Instructions to follow
Below is the data. Give it again, complete and exact.

Data to process

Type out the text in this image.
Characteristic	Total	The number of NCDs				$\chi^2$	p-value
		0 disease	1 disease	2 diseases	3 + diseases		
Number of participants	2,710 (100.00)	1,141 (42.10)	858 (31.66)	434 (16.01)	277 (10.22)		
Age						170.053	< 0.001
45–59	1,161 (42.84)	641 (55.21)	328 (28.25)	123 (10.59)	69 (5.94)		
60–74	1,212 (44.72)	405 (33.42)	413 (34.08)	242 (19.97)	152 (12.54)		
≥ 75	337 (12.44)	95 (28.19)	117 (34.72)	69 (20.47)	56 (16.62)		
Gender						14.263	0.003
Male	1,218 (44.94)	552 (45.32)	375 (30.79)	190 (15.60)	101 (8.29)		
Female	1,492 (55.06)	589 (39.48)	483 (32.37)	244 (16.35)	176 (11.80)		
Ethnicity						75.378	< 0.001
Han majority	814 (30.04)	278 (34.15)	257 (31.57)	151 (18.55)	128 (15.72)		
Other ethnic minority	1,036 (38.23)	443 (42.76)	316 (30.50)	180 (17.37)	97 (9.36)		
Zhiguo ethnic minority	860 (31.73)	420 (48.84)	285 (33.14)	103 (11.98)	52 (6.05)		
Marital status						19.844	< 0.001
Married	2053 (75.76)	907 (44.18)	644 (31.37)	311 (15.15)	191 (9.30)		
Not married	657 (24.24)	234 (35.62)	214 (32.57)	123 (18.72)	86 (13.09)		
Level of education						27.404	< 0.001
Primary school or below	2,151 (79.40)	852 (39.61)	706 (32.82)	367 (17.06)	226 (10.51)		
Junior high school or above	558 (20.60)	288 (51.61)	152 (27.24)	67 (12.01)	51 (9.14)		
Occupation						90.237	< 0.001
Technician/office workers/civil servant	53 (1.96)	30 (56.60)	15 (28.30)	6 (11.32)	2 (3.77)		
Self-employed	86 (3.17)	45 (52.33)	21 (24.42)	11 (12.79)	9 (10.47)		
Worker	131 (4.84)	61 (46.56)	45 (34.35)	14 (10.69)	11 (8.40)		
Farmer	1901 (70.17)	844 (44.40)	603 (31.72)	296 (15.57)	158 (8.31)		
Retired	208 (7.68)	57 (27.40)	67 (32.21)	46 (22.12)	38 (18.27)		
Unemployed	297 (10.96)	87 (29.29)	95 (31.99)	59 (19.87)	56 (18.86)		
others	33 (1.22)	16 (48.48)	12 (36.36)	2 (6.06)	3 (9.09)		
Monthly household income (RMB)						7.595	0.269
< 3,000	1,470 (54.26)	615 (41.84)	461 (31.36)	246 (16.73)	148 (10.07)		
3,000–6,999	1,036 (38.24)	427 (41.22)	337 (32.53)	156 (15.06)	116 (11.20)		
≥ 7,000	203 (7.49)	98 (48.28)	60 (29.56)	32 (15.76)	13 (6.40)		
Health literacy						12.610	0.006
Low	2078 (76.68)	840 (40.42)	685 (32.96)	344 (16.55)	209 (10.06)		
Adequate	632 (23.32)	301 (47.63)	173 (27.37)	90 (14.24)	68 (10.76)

Output of the task
Type out the text in this image.
Characteristic	Total	The number of NCDs				$\chi^2$	p-value
		0 disease	1 disease	2 diseases	3 + diseases		
Number of participants	2,710 (100.00)	1,141 (42.10)	858 (31.66)	434 (16.01)	277 (10.22)		
Age						170.053	< 0.001
45–59	1,161 (42.84)	641 (55.21)	328 (28.25)	123 (10.59)	69 (5.94)		
60–74	1,212 (44.72)	405 (33.42)	413 (34.08)	242 (19.97)	152 (12.54)		
≥ 75	337 (12.44)	95 (28.19)	117 (34.72)	69 (20.47)	56 (16.62)		
Gender						14.263	0.003
Male	1,218 (44.94)	552 (45.32)	375 (30.79)	190 (15.60)	101 (8.29)		
Female	1,492 (55.06)	589 (39.48)	483 (32.37)	244 (16.35)	176 (11.80)		
Ethnicity						75.378	< 0.001
Han majority	814 (30.04)	278 (34.15)	257 (31.57)	151 (18.55)	128 (15.72)		
Other ethnic minority	1,036 (38.23)	443 (42.76)	316 (30.50)	180 (17.37)	97 (9.36)		
Zhiguo ethnic minority	860 (31.73)	420 (48.84)	285 (33.14)	103 (11.98)	52 (6.05)		
Marital status						19.844	< 0.001
Married	2053 (75.76)	907 (44.18)	644 (31.37)	311 (15.15)	191 (9.30)		
Not married	657 (24.24)	234 (35.62)	214 (32.57)	123 (18.72)	86 (13.09)		
Level of education						27.404	< 0.001
Primary school or below	2,151 (79.40)	852 (39.61)	706 (32.82)	367 (17.06)	226 (10.51)		
Junior high school or above	558 (20.60)	288 (51.61)	152 (27.24)	67 (12.01)	51 (9.14)		
Occupation						90.237	< 0.001
Technician/office workers/civil servant	53 (1.96)	30 (56.60)	15 (28.30)	6 (11.32)	2 (3.77)		
Self-employed	86 (3.17)	45 (52.33)	21 (24.42)	11 (12.79)	9 (10.47)		
Worker	131 (4.84)	61 (46.56)	45 (34.35)	14 (10.69)	11 (8.40)		
Farmer	1901 (70.17)	844 (44.40)	603 (31.72)	296 (15.57)	158 (8.31)		
Retired	208 (7.68)	57 (27.40)	67 (32.21)	46 (22.12)	38 (18.27)		
Unemployed	297 (10.96)	87 (29.29)	95 (31.99)	59 (19.87)	56 (18.86)		
others	33 (1.22)	16 (48.48)	12 (36.36)	2 (6.06)	3 (9.09)		
Monthly household income (RMB)						7.595	0.269
< 3,000	1,470 (54.26)	615 (41.84)	461 (31.36)	246 (16.73)	148 (10.07)		
3,000–6,999	1,036 (38.24)	427 (41.22)	337 (32.53)	156 (15.06)	116 (11.20)		
≥ 7,000	203 (7.49)	98 (48.28)	60 (29.56)	32 (15.76)	13 (6.40)		
Health literacy						12.610	0.006
Low	2078 (76.68)	840 (40.42)	685 (32.96)	344 (16.55)	209 (10.06)		
Adequate	632 (23.32)	301 (47.63)	173 (27.37)	90 (14.24)	68 (10.76)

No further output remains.